[Data entries]
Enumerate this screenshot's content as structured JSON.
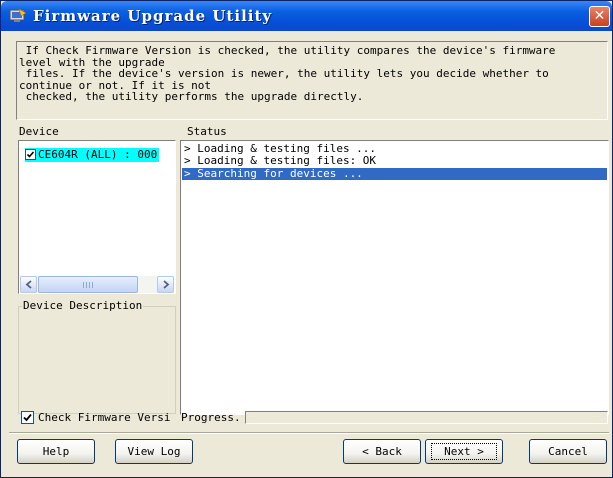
{
  "window": {
    "title": "Firmware Upgrade Utility",
    "close_symbol": "✕",
    "icon": "firmware-app-icon"
  },
  "description": {
    "lines": [
      " If Check Firmware Version is checked, the utility compares the device's firmware",
      "level with the upgrade",
      " files. If the device's version is newer, the utility lets you decide whether to",
      "continue or not. If it is not",
      " checked, the utility performs the upgrade directly."
    ]
  },
  "device_panel": {
    "label": "Device",
    "items": [
      {
        "label": "CE604R (ALL) : 000",
        "checked": true,
        "highlight": "#00ffff"
      }
    ]
  },
  "status_panel": {
    "label": "Status",
    "lines": [
      {
        "text": "> Loading & testing files ...",
        "selected": false
      },
      {
        "text": "> Loading & testing files: OK",
        "selected": false
      },
      {
        "text": "> Searching for devices ...",
        "selected": true
      }
    ]
  },
  "device_description": {
    "label": "Device Description",
    "text": ""
  },
  "options": {
    "check_firmware_label": "Check Firmware Versi",
    "check_firmware_checked": true,
    "progress_label": "Progress.",
    "progress_value": 0
  },
  "buttons": {
    "help": "Help",
    "view_log": "View Log",
    "back": "< Back",
    "next": "Next >",
    "cancel": "Cancel"
  },
  "colors": {
    "title_bar": "#0a5fe0",
    "selection": "#316ac5",
    "device_highlight": "#00ffff",
    "close_button": "#c9401e",
    "window_bg": "#ece9d8"
  }
}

Short task —
Pictures are excluded; output everything else in the data verbatim.

Full output —
Enumerate this screenshot's content as structured JSON.
{
  "window": {
    "title": "Firmware Upgrade Utility",
    "close_symbol": "✕",
    "icon": "firmware-app-icon"
  },
  "description": {
    "lines": [
      " If Check Firmware Version is checked, the utility compares the device's firmware",
      "level with the upgrade",
      " files. If the device's version is newer, the utility lets you decide whether to",
      "continue or not. If it is not",
      " checked, the utility performs the upgrade directly."
    ]
  },
  "device_panel": {
    "label": "Device",
    "items": [
      {
        "label": "CE604R (ALL) : 000",
        "checked": true,
        "highlight": "#00ffff"
      }
    ]
  },
  "status_panel": {
    "label": "Status",
    "lines": [
      {
        "text": "> Loading & testing files ...",
        "selected": false
      },
      {
        "text": "> Loading & testing files: OK",
        "selected": false
      },
      {
        "text": "> Searching for devices ...",
        "selected": true
      }
    ]
  },
  "device_description": {
    "label": "Device Description",
    "text": ""
  },
  "options": {
    "check_firmware_label": "Check Firmware Versi",
    "check_firmware_checked": true,
    "progress_label": "Progress.",
    "progress_value": 0
  },
  "buttons": {
    "help": "Help",
    "view_log": "View Log",
    "back": "< Back",
    "next": "Next >",
    "cancel": "Cancel"
  },
  "colors": {
    "title_bar": "#0a5fe0",
    "selection": "#316ac5",
    "device_highlight": "#00ffff",
    "close_button": "#c9401e",
    "window_bg": "#ece9d8"
  }
}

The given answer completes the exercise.